### What to do
Return all lines with the word "Court" in them.

·····

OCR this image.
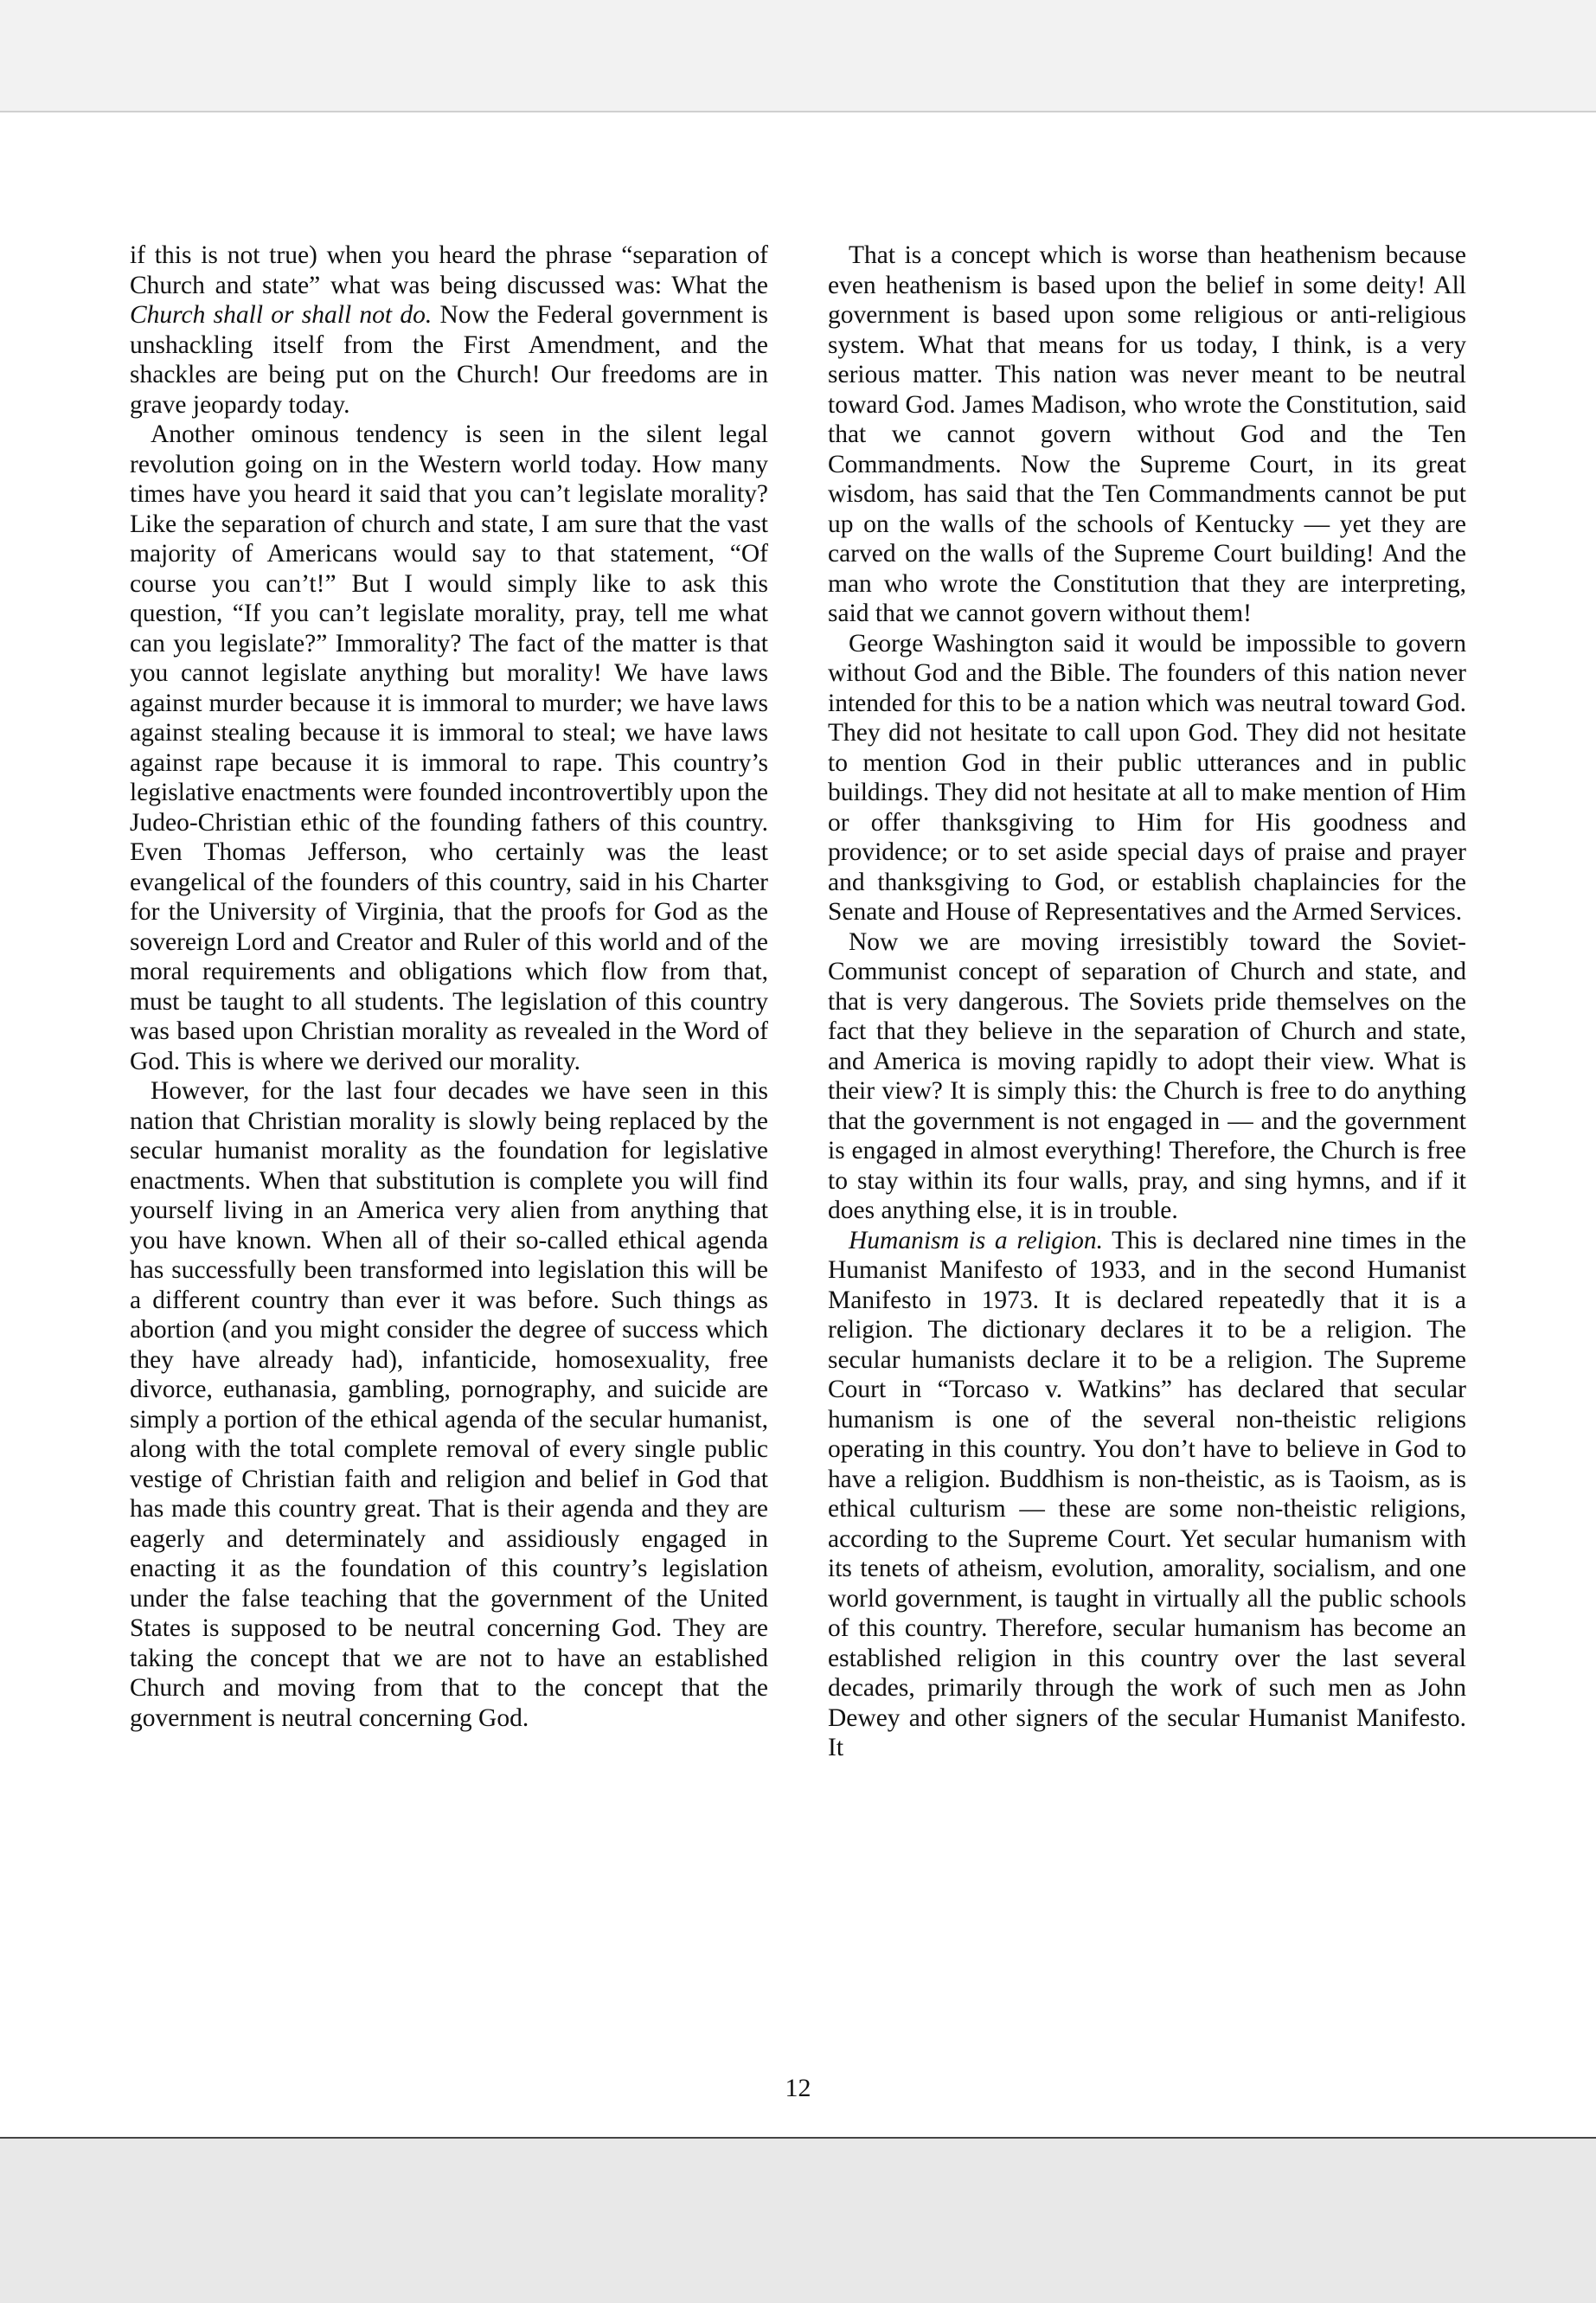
if this is not true) when you heard the phrase “separation of Church and state” what was being discussed was: What the Church shall or shall not do. Now the Federal government is unshackling itself from the First Amendment, and the shackles are being put on the Church! Our freedoms are in grave jeopardy today.

Another ominous tendency is seen in the silent legal revolution going on in the Western world today. How many times have you heard it said that you can’t legislate morality? Like the separation of church and state, I am sure that the vast majority of Americans would say to that statement, “Of course you can’t!” But I would simply like to ask this question, “If you can’t legislate morality, pray, tell me what can you legislate?” Immorality? The fact of the matter is that you cannot legislate anything but morality! We have laws against murder because it is immoral to murder; we have laws against stealing because it is immoral to steal; we have laws against rape because it is immoral to rape. This country’s legislative enactments were founded incontrovertibly upon the Judeo-Christian ethic of the founding fathers of this country. Even Thomas Jefferson, who certainly was the least evangelical of the founders of this country, said in his Charter for the University of Virginia, that the proofs for God as the sovereign Lord and Creator and Ruler of this world and of the moral requirements and obligations which flow from that, must be taught to all students. The legislation of this country was based upon Christian morality as revealed in the Word of God. This is where we derived our morality.

However, for the last four decades we have seen in this nation that Christian morality is slowly being replaced by the secular humanist morality as the foundation for legislative enactments. When that substitution is complete you will find yourself living in an America very alien from anything that you have known. When all of their so-called ethical agenda has successfully been transformed into legislation this will be a different country than ever it was before. Such things as abortion (and you might consider the degree of success which they have already had), infanticide, homosexuality, free divorce, euthanasia, gambling, pornography, and suicide are simply a portion of the ethical agenda of the secular humanist, along with the total complete removal of every single public vestige of Christian faith and religion and belief in God that has made this country great. That is their agenda and they are eagerly and determinately and assidiously engaged in enacting it as the foundation of this country’s legislation under the false teaching that the government of the United States is supposed to be neutral concerning God. They are taking the concept that we are not to have an established Church and moving from that to the concept that the government is neutral concerning God.

That is a concept which is worse than heathenism because even heathenism is based upon the belief in some deity! All government is based upon some religious or anti-religious system. What that means for us today, I think, is a very serious matter. This nation was never meant to be neutral toward God. James Madison, who wrote the Constitution, said that we cannot govern without God and the Ten Commandments. Now the Supreme Court, in its great wisdom, has said that the Ten Commandments cannot be put up on the walls of the schools of Kentucky — yet they are carved on the walls of the Supreme Court building! And the man who wrote the Constitution that they are interpreting, said that we cannot govern without them!

George Washington said it would be impossible to govern without God and the Bible. The founders of this nation never intended for this to be a nation which was neutral toward God. They did not hesitate to call upon God. They did not hesitate to mention God in their public utterances and in public buildings. They did not hesitate at all to make mention of Him or offer thanksgiving to Him for His goodness and providence; or to set aside special days of praise and prayer and thanksgiving to God, or establish chaplaincies for the Senate and House of Representatives and the Armed Services.

Now we are moving irresistibly toward the Soviet-Communist concept of separation of Church and state, and that is very dangerous. The Soviets pride themselves on the fact that they believe in the separation of Church and state, and America is moving rapidly to adopt their view. What is their view? It is simply this: the Church is free to do anything that the government is not engaged in — and the government is engaged in almost everything! Therefore, the Church is free to stay within its four walls, pray, and sing hymns, and if it does anything else, it is in trouble.

Humanism is a religion. This is declared nine times in the Humanist Manifesto of 1933, and in the second Humanist Manifesto in 1973. It is declared repeatedly that it is a religion. The dictionary declares it to be a religion. The secular humanists declare it to be a religion. The Supreme Court in “Torcaso v. Watkins” has declared that secular humanism is one of the several non-theistic religions operating in this country. You don’t have to believe in God to have a religion. Buddhism is non-theistic, as is Taoism, as is ethical culturism — these are some non-theistic religions, according to the Supreme Court. Yet secular humanism with its tenets of atheism, evolution, amorality, socialism, and one world government, is taught in virtually all the public schools of this country. Therefore, secular humanism has become an established religion in this country over the last several decades, primarily through the work of such men as John Dewey and other signers of the secular Humanist Manifesto. It

12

·····

### Final result
That is a concept which is worse than heathenism because even heathenism is based upon the belief in some deity! All government is based upon some religious or anti-religious system. What that means for us today, I think, is a very serious matter. This nation was never meant to be neutral toward God. James Madison, who wrote the Constitution, said that we cannot govern without God and the Ten Commandments. Now the Supreme Court, in its great wisdom, has said that the Ten Commandments cannot be put up on the walls of the schools of Kentucky — yet they are carved on the walls of the Supreme Court building! And the man who wrote the Constitution that they are interpreting, said that we cannot govern without them!
Humanism is a religion. This is declared nine times in the Humanist Manifesto of 1933, and in the second Humanist Manifesto in 1973. It is declared repeatedly that it is a religion. The dictionary declares it to be a religion. The secular humanists declare it to be a religion. The Supreme Court in “Torcaso v. Watkins” has declared that secular humanism is one of the several non-theistic religions operating in this country. You don’t have to believe in God to have a religion. Buddhism is non-theistic, as is Taoism, as is ethical culturism — these are some non-theistic religions, according to the Supreme Court. Yet secular humanism with its tenets of atheism, evolution, amorality, socialism, and one world government, is taught in virtually all the public schools of this country. Therefore, secular humanism has become an established religion in this country over the last several decades, primarily through the work of such men as John Dewey and other signers of the secular Humanist Manifesto. It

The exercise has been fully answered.